## start
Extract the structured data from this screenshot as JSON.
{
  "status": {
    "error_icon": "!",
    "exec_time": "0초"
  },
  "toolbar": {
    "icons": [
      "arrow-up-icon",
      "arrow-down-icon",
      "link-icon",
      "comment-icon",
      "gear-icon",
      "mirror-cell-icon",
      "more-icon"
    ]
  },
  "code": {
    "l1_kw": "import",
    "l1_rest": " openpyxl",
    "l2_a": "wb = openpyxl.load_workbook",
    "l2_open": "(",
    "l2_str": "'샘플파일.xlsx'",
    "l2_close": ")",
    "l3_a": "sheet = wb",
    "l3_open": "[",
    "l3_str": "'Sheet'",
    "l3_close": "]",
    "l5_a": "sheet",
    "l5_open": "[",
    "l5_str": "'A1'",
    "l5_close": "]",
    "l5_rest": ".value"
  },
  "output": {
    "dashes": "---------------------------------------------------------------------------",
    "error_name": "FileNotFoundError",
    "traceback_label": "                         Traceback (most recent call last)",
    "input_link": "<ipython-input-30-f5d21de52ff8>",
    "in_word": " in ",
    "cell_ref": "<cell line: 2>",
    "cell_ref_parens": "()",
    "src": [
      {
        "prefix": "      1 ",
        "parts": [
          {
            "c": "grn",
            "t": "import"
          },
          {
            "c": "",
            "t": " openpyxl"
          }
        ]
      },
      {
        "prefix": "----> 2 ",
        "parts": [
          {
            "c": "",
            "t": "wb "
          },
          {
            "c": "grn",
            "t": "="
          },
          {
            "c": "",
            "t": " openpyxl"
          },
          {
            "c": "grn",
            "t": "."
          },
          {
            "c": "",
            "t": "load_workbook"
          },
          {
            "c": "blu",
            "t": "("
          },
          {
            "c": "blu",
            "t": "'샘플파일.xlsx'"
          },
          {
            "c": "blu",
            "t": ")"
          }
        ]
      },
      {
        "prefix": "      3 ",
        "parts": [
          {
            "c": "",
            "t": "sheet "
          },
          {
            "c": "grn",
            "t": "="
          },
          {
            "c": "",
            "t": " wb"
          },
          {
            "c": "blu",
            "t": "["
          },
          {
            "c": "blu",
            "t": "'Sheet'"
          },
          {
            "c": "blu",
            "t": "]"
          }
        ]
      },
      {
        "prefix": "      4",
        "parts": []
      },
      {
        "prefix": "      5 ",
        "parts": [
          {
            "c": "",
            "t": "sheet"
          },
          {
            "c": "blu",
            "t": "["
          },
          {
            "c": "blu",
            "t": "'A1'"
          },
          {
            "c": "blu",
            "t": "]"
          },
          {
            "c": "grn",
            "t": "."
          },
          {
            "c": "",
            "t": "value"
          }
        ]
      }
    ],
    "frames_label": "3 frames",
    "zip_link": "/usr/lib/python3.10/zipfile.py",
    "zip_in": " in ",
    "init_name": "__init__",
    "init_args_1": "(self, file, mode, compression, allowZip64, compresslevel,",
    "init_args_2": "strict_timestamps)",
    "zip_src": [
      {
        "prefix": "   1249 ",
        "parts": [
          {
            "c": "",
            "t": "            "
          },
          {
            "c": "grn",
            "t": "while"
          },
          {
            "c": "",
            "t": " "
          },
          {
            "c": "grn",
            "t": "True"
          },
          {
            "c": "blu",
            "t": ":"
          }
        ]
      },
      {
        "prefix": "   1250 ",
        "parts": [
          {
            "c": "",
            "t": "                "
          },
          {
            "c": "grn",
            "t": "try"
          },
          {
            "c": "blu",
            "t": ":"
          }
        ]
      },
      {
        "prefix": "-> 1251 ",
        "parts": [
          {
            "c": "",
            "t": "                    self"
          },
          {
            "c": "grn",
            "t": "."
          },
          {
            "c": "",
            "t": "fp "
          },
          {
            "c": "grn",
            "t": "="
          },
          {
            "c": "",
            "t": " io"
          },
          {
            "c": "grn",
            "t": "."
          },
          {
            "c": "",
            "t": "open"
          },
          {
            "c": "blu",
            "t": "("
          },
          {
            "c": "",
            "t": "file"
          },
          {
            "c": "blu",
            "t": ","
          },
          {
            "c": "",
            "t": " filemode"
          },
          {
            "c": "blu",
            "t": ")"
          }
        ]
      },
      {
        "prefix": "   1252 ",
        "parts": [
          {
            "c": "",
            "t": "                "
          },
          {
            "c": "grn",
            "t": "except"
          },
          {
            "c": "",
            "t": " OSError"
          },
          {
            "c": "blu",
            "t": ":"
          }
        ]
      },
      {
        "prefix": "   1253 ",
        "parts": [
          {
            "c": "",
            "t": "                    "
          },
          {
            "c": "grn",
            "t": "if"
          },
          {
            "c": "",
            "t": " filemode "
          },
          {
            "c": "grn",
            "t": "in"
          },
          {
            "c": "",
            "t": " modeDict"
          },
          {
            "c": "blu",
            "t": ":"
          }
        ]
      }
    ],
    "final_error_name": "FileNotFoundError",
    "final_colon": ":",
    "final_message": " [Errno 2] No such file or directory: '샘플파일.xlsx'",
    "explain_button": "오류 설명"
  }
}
## end
> _EXERCISE GOAL_
Write out every entry again exactly, please, with nothing missing.

> _OUTPUT FOR THIS EXERCISE_
Extract the structured data from this screenshot as JSON.
{
  "status": {
    "error_icon": "!",
    "exec_time": "0초"
  },
  "toolbar": {
    "icons": [
      "arrow-up-icon",
      "arrow-down-icon",
      "link-icon",
      "comment-icon",
      "gear-icon",
      "mirror-cell-icon",
      "more-icon"
    ]
  },
  "code": {
    "l1_kw": "import",
    "l1_rest": " openpyxl",
    "l2_a": "wb = openpyxl.load_workbook",
    "l2_open": "(",
    "l2_str": "'샘플파일.xlsx'",
    "l2_close": ")",
    "l3_a": "sheet = wb",
    "l3_open": "[",
    "l3_str": "'Sheet'",
    "l3_close": "]",
    "l5_a": "sheet",
    "l5_open": "[",
    "l5_str": "'A1'",
    "l5_close": "]",
    "l5_rest": ".value"
  },
  "output": {
    "dashes": "---------------------------------------------------------------------------",
    "error_name": "FileNotFoundError",
    "traceback_label": "                         Traceback (most recent call last)",
    "input_link": "<ipython-input-30-f5d21de52ff8>",
    "in_word": " in ",
    "cell_ref": "<cell line: 2>",
    "cell_ref_parens": "()",
    "src": [
      {
        "prefix": "      1 ",
        "parts": [
          {
            "c": "grn",
            "t": "import"
          },
          {
            "c": "",
            "t": " openpyxl"
          }
        ]
      },
      {
        "prefix": "----> 2 ",
        "parts": [
          {
            "c": "",
            "t": "wb "
          },
          {
            "c": "grn",
            "t": "="
          },
          {
            "c": "",
            "t": " openpyxl"
          },
          {
            "c": "grn",
            "t": "."
          },
          {
            "c": "",
            "t": "load_workbook"
          },
          {
            "c": "blu",
            "t": "("
          },
          {
            "c": "blu",
            "t": "'샘플파일.xlsx'"
          },
          {
            "c": "blu",
            "t": ")"
          }
        ]
      },
      {
        "prefix": "      3 ",
        "parts": [
          {
            "c": "",
            "t": "sheet "
          },
          {
            "c": "grn",
            "t": "="
          },
          {
            "c": "",
            "t": " wb"
          },
          {
            "c": "blu",
            "t": "["
          },
          {
            "c": "blu",
            "t": "'Sheet'"
          },
          {
            "c": "blu",
            "t": "]"
          }
        ]
      },
      {
        "prefix": "      4",
        "parts": []
      },
      {
        "prefix": "      5 ",
        "parts": [
          {
            "c": "",
            "t": "sheet"
          },
          {
            "c": "blu",
            "t": "["
          },
          {
            "c": "blu",
            "t": "'A1'"
          },
          {
            "c": "blu",
            "t": "]"
          },
          {
            "c": "grn",
            "t": "."
          },
          {
            "c": "",
            "t": "value"
          }
        ]
      }
    ],
    "frames_label": "3 frames",
    "zip_link": "/usr/lib/python3.10/zipfile.py",
    "zip_in": " in ",
    "init_name": "__init__",
    "init_args_1": "(self, file, mode, compression, allowZip64, compresslevel,",
    "init_args_2": "strict_timestamps)",
    "zip_src": [
      {
        "prefix": "   1249 ",
        "parts": [
          {
            "c": "",
            "t": "            "
          },
          {
            "c": "grn",
            "t": "while"
          },
          {
            "c": "",
            "t": " "
          },
          {
            "c": "grn",
            "t": "True"
          },
          {
            "c": "blu",
            "t": ":"
          }
        ]
      },
      {
        "prefix": "   1250 ",
        "parts": [
          {
            "c": "",
            "t": "                "
          },
          {
            "c": "grn",
            "t": "try"
          },
          {
            "c": "blu",
            "t": ":"
          }
        ]
      },
      {
        "prefix": "-> 1251 ",
        "parts": [
          {
            "c": "",
            "t": "                    self"
          },
          {
            "c": "grn",
            "t": "."
          },
          {
            "c": "",
            "t": "fp "
          },
          {
            "c": "grn",
            "t": "="
          },
          {
            "c": "",
            "t": " io"
          },
          {
            "c": "grn",
            "t": "."
          },
          {
            "c": "",
            "t": "open"
          },
          {
            "c": "blu",
            "t": "("
          },
          {
            "c": "",
            "t": "file"
          },
          {
            "c": "blu",
            "t": ","
          },
          {
            "c": "",
            "t": " filemode"
          },
          {
            "c": "blu",
            "t": ")"
          }
        ]
      },
      {
        "prefix": "   1252 ",
        "parts": [
          {
            "c": "",
            "t": "                "
          },
          {
            "c": "grn",
            "t": "except"
          },
          {
            "c": "",
            "t": " OSError"
          },
          {
            "c": "blu",
            "t": ":"
          }
        ]
      },
      {
        "prefix": "   1253 ",
        "parts": [
          {
            "c": "",
            "t": "                    "
          },
          {
            "c": "grn",
            "t": "if"
          },
          {
            "c": "",
            "t": " filemode "
          },
          {
            "c": "grn",
            "t": "in"
          },
          {
            "c": "",
            "t": " modeDict"
          },
          {
            "c": "blu",
            "t": ":"
          }
        ]
      }
    ],
    "final_error_name": "FileNotFoundError",
    "final_colon": ":",
    "final_message": " [Errno 2] No such file or directory: '샘플파일.xlsx'",
    "explain_button": "오류 설명"
  }
}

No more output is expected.